__TASK REQUIREMENTS__. Search the material for the string "pilot", then return every line where it is found.

· · · · ·

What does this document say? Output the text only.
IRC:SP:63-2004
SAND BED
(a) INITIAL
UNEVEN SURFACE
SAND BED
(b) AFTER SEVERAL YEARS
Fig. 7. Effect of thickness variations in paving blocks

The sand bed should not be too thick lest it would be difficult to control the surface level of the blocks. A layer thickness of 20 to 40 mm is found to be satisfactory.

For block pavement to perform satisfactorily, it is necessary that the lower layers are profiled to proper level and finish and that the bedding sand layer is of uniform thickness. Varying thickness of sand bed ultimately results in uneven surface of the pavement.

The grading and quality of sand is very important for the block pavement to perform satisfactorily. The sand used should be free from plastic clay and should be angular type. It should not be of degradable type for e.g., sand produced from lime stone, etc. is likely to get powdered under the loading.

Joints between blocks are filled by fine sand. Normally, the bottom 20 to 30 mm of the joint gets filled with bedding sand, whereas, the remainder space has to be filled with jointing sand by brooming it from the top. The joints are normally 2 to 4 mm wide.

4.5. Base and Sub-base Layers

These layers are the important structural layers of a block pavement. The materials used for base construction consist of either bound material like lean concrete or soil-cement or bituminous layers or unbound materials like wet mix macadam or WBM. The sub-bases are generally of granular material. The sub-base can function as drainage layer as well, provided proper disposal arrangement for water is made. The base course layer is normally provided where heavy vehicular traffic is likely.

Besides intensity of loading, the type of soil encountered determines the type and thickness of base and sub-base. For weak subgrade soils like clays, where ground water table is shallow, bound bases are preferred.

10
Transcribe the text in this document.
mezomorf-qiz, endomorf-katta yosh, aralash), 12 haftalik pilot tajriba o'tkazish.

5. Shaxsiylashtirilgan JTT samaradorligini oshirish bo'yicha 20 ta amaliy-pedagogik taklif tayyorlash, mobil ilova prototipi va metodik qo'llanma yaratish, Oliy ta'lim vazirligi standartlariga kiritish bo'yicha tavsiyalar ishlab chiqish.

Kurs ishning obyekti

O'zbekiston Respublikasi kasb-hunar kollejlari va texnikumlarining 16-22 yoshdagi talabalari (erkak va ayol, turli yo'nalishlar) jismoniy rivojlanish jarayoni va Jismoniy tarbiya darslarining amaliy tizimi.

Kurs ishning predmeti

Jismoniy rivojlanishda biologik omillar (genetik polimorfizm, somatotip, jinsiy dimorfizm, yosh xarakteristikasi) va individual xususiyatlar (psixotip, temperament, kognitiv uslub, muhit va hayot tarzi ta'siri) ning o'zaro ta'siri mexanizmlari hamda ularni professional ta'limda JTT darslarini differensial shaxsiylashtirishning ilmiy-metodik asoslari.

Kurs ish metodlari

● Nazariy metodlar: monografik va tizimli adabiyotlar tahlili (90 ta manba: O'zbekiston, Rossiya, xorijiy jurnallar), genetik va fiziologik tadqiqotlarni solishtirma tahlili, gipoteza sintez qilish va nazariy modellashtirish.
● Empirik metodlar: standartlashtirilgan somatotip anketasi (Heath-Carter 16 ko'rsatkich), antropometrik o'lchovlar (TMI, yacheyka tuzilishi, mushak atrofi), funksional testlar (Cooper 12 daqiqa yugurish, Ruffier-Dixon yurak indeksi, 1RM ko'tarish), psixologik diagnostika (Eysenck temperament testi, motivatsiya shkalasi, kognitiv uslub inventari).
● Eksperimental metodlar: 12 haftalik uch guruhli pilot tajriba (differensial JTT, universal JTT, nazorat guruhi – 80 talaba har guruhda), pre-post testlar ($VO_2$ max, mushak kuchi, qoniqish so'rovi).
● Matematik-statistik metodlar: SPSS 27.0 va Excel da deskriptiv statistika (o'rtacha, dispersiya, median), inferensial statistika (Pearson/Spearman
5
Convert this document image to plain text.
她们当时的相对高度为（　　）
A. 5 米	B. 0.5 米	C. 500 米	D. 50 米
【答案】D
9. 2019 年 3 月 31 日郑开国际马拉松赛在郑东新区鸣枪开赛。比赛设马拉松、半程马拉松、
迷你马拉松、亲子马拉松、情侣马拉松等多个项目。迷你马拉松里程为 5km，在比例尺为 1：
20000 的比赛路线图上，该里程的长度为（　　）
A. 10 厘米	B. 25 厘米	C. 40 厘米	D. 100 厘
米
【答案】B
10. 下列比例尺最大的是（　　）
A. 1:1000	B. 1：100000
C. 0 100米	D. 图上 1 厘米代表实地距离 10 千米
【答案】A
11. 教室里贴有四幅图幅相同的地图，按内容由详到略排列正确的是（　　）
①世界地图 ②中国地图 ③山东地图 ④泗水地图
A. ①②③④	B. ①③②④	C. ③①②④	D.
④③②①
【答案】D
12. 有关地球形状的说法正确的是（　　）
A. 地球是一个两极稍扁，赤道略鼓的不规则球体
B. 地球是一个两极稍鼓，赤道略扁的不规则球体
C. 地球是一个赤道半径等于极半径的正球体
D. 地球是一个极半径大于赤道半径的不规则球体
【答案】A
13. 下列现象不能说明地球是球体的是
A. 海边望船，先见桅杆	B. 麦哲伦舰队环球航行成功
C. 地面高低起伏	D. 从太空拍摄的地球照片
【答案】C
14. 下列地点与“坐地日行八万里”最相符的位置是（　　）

· · · · ·

__RESULT__.
mezomorf-qiz, endomorf-katta yosh, aralash), 12 haftalik pilot tajriba o'tkazish.
● Eksperimental metodlar: 12 haftalik uch guruhli pilot tajriba (differensial JTT, universal JTT, nazorat guruhi – 80 talaba har guruhda), pre-post testlar ($VO_2$ max, mushak kuchi, qoniqish so'rovi).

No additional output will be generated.